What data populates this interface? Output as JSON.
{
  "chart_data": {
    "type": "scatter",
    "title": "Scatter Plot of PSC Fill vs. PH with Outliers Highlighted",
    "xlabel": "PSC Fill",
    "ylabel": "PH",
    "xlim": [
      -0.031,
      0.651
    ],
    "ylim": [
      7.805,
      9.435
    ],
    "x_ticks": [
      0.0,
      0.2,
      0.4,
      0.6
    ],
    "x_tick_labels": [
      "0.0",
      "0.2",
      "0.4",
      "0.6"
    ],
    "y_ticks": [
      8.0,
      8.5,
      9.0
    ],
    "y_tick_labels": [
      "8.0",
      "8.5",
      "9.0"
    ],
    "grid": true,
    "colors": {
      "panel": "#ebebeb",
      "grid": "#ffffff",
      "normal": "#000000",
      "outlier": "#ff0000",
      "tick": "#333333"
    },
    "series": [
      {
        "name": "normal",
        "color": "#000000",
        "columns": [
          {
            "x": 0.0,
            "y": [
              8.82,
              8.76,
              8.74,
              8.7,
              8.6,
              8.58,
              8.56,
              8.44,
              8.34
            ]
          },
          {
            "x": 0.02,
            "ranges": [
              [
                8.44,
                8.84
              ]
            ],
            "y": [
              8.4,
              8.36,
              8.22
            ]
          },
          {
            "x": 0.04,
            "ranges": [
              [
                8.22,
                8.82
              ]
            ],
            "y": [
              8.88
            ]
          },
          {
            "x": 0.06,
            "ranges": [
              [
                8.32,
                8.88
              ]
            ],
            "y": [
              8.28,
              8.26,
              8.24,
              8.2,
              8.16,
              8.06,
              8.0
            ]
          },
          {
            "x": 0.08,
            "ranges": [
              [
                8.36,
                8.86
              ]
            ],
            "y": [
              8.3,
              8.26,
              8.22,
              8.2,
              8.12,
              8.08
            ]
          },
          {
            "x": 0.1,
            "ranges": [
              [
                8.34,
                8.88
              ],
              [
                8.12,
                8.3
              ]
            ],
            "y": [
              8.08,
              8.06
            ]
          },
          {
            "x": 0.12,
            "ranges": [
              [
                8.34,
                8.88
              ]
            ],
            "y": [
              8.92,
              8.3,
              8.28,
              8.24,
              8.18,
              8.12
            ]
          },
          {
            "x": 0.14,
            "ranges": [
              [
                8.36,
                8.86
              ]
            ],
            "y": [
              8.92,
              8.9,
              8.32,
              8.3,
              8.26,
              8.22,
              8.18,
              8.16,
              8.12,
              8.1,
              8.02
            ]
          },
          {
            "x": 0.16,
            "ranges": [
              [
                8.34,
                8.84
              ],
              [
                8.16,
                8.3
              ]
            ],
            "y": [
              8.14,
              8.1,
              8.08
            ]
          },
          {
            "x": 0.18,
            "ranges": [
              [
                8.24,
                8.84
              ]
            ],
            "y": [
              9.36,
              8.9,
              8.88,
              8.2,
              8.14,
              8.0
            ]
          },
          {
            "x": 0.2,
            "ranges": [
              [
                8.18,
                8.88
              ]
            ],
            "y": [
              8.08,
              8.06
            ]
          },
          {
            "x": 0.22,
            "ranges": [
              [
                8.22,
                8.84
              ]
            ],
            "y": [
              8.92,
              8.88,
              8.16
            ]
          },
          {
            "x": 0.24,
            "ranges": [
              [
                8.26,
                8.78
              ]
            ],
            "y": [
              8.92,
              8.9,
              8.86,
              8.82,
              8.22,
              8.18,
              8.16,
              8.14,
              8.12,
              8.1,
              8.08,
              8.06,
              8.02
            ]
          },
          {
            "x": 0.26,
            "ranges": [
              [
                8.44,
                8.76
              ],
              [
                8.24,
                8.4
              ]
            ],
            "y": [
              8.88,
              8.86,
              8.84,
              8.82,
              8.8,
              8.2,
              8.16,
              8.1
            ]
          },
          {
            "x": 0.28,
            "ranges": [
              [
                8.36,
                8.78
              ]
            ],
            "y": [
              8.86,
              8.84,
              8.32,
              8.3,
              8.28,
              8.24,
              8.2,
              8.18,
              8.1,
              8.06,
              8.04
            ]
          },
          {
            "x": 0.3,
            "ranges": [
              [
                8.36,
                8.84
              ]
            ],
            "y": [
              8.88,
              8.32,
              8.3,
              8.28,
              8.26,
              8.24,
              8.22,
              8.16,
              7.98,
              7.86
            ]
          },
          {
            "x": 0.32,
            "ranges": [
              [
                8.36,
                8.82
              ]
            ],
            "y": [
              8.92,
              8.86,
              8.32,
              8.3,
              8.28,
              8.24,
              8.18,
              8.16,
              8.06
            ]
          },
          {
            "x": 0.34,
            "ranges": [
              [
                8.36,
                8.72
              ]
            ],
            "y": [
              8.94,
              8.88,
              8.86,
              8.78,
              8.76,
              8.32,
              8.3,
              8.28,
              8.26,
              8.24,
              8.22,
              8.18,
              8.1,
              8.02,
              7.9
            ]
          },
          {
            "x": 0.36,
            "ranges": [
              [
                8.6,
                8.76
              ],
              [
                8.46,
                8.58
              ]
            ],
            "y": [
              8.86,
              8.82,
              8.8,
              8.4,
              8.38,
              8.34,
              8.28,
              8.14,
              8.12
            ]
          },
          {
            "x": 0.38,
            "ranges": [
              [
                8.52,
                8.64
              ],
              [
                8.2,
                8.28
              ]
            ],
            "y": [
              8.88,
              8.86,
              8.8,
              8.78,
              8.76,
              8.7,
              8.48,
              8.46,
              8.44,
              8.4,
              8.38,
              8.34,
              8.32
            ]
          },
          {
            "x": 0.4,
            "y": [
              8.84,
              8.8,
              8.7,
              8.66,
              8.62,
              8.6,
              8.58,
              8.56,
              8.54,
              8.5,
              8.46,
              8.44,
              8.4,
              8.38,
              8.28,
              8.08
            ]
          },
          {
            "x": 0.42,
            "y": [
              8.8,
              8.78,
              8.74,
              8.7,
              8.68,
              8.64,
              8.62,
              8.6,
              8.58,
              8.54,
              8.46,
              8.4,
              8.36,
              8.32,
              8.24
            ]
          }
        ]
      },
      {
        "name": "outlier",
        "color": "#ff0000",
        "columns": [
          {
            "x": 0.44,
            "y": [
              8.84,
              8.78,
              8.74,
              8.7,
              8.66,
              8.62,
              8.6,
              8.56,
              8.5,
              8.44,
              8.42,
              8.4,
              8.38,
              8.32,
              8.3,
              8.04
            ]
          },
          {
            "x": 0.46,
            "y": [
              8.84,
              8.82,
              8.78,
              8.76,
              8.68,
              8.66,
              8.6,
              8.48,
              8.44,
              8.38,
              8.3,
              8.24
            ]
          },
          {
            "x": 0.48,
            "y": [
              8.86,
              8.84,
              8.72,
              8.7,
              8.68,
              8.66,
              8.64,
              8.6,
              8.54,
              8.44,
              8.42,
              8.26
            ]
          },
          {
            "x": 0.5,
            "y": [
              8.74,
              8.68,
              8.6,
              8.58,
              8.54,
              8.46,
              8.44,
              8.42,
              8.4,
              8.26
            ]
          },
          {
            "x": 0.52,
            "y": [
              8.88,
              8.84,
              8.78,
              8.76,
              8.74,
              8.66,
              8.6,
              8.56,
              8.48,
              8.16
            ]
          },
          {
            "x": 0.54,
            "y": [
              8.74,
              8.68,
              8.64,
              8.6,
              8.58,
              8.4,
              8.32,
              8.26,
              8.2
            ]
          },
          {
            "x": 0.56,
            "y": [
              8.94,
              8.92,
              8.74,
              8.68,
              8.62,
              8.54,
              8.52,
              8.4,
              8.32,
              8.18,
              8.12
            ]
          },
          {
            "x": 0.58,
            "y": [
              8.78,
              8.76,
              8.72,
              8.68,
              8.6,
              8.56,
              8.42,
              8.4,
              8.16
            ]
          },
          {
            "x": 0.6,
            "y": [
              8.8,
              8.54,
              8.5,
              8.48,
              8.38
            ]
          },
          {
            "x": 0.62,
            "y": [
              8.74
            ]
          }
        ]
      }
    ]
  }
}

- - -

Set task: Go through the material above and copy each line that has the word "Fill".

Response below:
    "title": "Scatter Plot of PSC Fill vs. PH with Outliers Highlighted",
    "xlabel": "PSC Fill",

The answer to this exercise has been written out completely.